TASK PROMPT: Below are records; work out how many of their lines hold the string "accent" and give that number alone.

[begin INPUT ROWS]

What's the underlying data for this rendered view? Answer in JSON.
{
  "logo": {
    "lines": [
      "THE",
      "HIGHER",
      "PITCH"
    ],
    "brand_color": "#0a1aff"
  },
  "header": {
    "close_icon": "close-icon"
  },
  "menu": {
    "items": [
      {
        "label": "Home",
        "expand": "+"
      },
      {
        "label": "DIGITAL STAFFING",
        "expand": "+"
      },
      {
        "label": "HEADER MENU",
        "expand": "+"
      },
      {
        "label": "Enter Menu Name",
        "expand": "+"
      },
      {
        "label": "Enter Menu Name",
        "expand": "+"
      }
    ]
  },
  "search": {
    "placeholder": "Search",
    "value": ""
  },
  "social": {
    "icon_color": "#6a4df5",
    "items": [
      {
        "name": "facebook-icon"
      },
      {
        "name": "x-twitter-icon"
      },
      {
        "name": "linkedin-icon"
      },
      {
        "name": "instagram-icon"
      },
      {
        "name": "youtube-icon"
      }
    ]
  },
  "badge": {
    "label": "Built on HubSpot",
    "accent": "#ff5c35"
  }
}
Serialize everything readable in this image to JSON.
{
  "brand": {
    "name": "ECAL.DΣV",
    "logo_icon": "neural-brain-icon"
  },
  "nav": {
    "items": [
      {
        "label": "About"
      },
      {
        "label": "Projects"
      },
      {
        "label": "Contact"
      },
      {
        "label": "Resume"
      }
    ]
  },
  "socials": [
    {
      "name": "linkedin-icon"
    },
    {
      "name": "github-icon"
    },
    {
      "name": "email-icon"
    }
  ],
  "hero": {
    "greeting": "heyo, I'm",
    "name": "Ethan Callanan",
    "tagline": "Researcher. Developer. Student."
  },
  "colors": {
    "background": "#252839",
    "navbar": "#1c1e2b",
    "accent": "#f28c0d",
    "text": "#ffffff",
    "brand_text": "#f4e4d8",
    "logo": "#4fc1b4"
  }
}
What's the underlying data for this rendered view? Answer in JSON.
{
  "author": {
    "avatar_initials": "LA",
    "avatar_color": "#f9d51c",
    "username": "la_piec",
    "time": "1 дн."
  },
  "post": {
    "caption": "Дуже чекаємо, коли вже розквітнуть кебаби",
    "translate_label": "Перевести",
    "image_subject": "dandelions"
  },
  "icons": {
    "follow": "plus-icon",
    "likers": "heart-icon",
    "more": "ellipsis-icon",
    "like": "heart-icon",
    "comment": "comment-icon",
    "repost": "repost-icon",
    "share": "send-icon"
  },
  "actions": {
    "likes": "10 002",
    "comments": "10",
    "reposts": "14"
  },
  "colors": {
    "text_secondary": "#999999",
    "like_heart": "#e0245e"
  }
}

[end INPUT ROWS]
[begin INPUT ROWS]

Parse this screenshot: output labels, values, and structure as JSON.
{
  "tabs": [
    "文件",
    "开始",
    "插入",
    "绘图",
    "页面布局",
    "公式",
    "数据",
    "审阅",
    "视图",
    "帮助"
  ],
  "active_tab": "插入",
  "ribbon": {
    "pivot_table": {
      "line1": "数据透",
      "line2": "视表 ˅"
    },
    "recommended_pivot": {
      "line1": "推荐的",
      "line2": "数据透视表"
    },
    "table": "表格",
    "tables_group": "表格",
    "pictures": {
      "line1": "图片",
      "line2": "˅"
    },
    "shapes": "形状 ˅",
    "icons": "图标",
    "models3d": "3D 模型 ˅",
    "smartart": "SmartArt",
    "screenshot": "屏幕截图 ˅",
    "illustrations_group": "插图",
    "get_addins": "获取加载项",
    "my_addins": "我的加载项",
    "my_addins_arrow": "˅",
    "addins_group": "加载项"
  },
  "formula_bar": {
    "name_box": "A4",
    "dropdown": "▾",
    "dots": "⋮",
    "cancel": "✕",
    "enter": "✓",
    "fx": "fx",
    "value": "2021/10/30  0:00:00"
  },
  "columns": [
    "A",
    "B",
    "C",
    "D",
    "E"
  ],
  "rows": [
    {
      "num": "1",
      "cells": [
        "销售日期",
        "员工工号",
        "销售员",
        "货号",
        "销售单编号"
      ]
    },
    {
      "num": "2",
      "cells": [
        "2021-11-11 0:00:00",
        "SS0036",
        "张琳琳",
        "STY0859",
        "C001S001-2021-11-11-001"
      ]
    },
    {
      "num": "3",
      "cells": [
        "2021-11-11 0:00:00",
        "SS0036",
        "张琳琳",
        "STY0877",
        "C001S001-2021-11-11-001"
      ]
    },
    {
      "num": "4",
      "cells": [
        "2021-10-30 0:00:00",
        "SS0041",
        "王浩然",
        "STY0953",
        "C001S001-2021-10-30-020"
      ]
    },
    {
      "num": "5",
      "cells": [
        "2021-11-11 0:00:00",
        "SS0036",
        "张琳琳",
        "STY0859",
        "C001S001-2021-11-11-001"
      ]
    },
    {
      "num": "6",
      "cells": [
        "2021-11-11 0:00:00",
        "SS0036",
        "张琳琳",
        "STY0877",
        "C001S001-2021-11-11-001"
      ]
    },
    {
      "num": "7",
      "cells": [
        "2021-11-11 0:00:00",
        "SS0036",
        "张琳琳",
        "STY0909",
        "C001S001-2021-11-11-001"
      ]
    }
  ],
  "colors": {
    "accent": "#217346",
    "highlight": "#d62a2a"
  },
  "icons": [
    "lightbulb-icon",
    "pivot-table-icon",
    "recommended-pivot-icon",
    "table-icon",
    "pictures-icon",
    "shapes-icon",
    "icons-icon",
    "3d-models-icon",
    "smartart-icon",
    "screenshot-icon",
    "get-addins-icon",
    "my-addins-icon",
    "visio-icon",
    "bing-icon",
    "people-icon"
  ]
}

[end INPUT ROWS]

EXPECTED OUTPUT: 3